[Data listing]
[start]
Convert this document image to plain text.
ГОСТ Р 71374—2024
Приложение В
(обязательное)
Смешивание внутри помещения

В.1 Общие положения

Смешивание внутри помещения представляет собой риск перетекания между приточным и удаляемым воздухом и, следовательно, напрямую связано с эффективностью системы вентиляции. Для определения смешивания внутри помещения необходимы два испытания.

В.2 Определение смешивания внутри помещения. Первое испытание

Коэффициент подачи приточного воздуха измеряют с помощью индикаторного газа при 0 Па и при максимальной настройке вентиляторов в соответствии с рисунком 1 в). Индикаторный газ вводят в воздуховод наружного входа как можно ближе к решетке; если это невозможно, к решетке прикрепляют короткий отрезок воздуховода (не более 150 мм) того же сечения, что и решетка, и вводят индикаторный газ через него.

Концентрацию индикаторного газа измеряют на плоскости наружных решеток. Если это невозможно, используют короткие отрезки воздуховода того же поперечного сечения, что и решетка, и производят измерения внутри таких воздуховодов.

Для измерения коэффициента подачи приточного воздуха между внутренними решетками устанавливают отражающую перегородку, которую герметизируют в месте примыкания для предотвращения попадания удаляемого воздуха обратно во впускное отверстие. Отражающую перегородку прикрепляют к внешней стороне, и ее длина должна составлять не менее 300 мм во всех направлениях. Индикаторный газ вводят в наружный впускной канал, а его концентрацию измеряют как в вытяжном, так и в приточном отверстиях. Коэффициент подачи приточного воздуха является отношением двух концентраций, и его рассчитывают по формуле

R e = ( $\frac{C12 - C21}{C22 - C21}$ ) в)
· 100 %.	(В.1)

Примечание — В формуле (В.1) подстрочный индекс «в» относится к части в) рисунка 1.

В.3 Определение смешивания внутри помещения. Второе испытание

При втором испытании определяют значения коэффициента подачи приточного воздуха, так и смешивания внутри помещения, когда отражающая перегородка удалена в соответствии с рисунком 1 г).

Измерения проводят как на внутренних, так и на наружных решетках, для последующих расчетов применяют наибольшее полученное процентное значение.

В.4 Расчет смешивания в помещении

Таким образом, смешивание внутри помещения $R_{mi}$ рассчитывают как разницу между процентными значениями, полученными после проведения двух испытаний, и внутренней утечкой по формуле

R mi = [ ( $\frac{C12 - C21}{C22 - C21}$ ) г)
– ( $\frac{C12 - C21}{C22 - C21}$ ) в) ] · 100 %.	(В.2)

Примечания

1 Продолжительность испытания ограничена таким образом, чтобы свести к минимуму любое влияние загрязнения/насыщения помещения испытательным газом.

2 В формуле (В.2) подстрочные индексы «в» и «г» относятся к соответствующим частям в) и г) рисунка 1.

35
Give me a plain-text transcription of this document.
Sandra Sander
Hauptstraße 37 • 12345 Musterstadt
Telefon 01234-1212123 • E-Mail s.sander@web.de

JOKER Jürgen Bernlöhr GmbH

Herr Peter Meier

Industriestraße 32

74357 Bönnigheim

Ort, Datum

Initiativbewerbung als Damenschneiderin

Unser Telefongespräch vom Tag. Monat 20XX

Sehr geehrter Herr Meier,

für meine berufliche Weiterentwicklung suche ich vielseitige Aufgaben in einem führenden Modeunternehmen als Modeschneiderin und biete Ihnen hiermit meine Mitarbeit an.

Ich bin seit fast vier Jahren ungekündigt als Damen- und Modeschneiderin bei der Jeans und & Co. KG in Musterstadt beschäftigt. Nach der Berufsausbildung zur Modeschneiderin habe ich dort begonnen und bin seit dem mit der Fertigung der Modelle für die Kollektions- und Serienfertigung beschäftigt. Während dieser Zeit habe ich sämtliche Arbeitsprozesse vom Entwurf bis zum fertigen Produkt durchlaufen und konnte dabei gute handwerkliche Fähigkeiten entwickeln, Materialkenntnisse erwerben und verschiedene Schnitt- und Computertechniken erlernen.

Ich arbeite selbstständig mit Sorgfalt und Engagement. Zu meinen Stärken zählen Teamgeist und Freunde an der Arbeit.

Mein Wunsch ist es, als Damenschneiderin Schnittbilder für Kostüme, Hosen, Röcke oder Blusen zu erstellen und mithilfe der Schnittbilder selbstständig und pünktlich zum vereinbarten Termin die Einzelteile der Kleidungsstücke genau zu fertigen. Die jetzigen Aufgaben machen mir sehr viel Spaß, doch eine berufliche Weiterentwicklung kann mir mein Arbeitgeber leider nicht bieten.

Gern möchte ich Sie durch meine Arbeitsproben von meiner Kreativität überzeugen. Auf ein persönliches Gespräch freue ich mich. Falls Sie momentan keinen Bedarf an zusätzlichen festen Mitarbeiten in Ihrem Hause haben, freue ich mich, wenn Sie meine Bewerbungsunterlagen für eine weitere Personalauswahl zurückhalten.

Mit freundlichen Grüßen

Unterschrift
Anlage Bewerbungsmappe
[end]
WORK TO BE COMPLETED ▸ Transcribe all of the entries without altering anything.

RESPONSE TO THE TASK ▸
Convert this document image to plain text.
ГОСТ Р 71374—2024
Приложение В
(обязательное)
Смешивание внутри помещения

В.1 Общие положения

Смешивание внутри помещения представляет собой риск перетекания между приточным и удаляемым воздухом и, следовательно, напрямую связано с эффективностью системы вентиляции. Для определения смешивания внутри помещения необходимы два испытания.

В.2 Определение смешивания внутри помещения. Первое испытание

Коэффициент подачи приточного воздуха измеряют с помощью индикаторного газа при 0 Па и при максимальной настройке вентиляторов в соответствии с рисунком 1 в). Индикаторный газ вводят в воздуховод наружного входа как можно ближе к решетке; если это невозможно, к решетке прикрепляют короткий отрезок воздуховода (не более 150 мм) того же сечения, что и решетка, и вводят индикаторный газ через него.

Концентрацию индикаторного газа измеряют на плоскости наружных решеток. Если это невозможно, используют короткие отрезки воздуховода того же поперечного сечения, что и решетка, и производят измерения внутри таких воздуховодов.

Для измерения коэффициента подачи приточного воздуха между внутренними решетками устанавливают отражающую перегородку, которую герметизируют в месте примыкания для предотвращения попадания удаляемого воздуха обратно во впускное отверстие. Отражающую перегородку прикрепляют к внешней стороне, и ее длина должна составлять не менее 300 мм во всех направлениях. Индикаторный газ вводят в наружный впускной канал, а его концентрацию измеряют как в вытяжном, так и в приточном отверстиях. Коэффициент подачи приточного воздуха является отношением двух концентраций, и его рассчитывают по формуле

R e = ( $\frac{C12 - C21}{C22 - C21}$ ) в)
· 100 %.	(В.1)

Примечание — В формуле (В.1) подстрочный индекс «в» относится к части в) рисунка 1.

В.3 Определение смешивания внутри помещения. Второе испытание

При втором испытании определяют значения коэффициента подачи приточного воздуха, так и смешивания внутри помещения, когда отражающая перегородка удалена в соответствии с рисунком 1 г).

Измерения проводят как на внутренних, так и на наружных решетках, для последующих расчетов применяют наибольшее полученное процентное значение.

В.4 Расчет смешивания в помещении

Таким образом, смешивание внутри помещения $R_{mi}$ рассчитывают как разницу между процентными значениями, полученными после проведения двух испытаний, и внутренней утечкой по формуле

R mi = [ ( $\frac{C12 - C21}{C22 - C21}$ ) г)
– ( $\frac{C12 - C21}{C22 - C21}$ ) в) ] · 100 %.	(В.2)

Примечания

1 Продолжительность испытания ограничена таким образом, чтобы свести к минимуму любое влияние загрязнения/насыщения помещения испытательным газом.

2 В формуле (В.2) подстрочные индексы «в» и «г» относятся к соответствующим частям в) и г) рисунка 1.

35
Give me a plain-text transcription of this document.
Sandra Sander
Hauptstraße 37 • 12345 Musterstadt
Telefon 01234-1212123 • E-Mail s.sander@web.de

JOKER Jürgen Bernlöhr GmbH

Herr Peter Meier

Industriestraße 32

74357 Bönnigheim

Ort, Datum

Initiativbewerbung als Damenschneiderin

Unser Telefongespräch vom Tag. Monat 20XX

Sehr geehrter Herr Meier,

für meine berufliche Weiterentwicklung suche ich vielseitige Aufgaben in einem führenden Modeunternehmen als Modeschneiderin und biete Ihnen hiermit meine Mitarbeit an.

Ich bin seit fast vier Jahren ungekündigt als Damen- und Modeschneiderin bei der Jeans und & Co. KG in Musterstadt beschäftigt. Nach der Berufsausbildung zur Modeschneiderin habe ich dort begonnen und bin seit dem mit der Fertigung der Modelle für die Kollektions- und Serienfertigung beschäftigt. Während dieser Zeit habe ich sämtliche Arbeitsprozesse vom Entwurf bis zum fertigen Produkt durchlaufen und konnte dabei gute handwerkliche Fähigkeiten entwickeln, Materialkenntnisse erwerben und verschiedene Schnitt- und Computertechniken erlernen.

Ich arbeite selbstständig mit Sorgfalt und Engagement. Zu meinen Stärken zählen Teamgeist und Freunde an der Arbeit.

Mein Wunsch ist es, als Damenschneiderin Schnittbilder für Kostüme, Hosen, Röcke oder Blusen zu erstellen und mithilfe der Schnittbilder selbstständig und pünktlich zum vereinbarten Termin die Einzelteile der Kleidungsstücke genau zu fertigen. Die jetzigen Aufgaben machen mir sehr viel Spaß, doch eine berufliche Weiterentwicklung kann mir mein Arbeitgeber leider nicht bieten.

Gern möchte ich Sie durch meine Arbeitsproben von meiner Kreativität überzeugen. Auf ein persönliches Gespräch freue ich mich. Falls Sie momentan keinen Bedarf an zusätzlichen festen Mitarbeiten in Ihrem Hause haben, freue ich mich, wenn Sie meine Bewerbungsunterlagen für eine weitere Personalauswahl zurückhalten.

Mit freundlichen Grüßen

Unterschrift
Anlage Bewerbungsmappe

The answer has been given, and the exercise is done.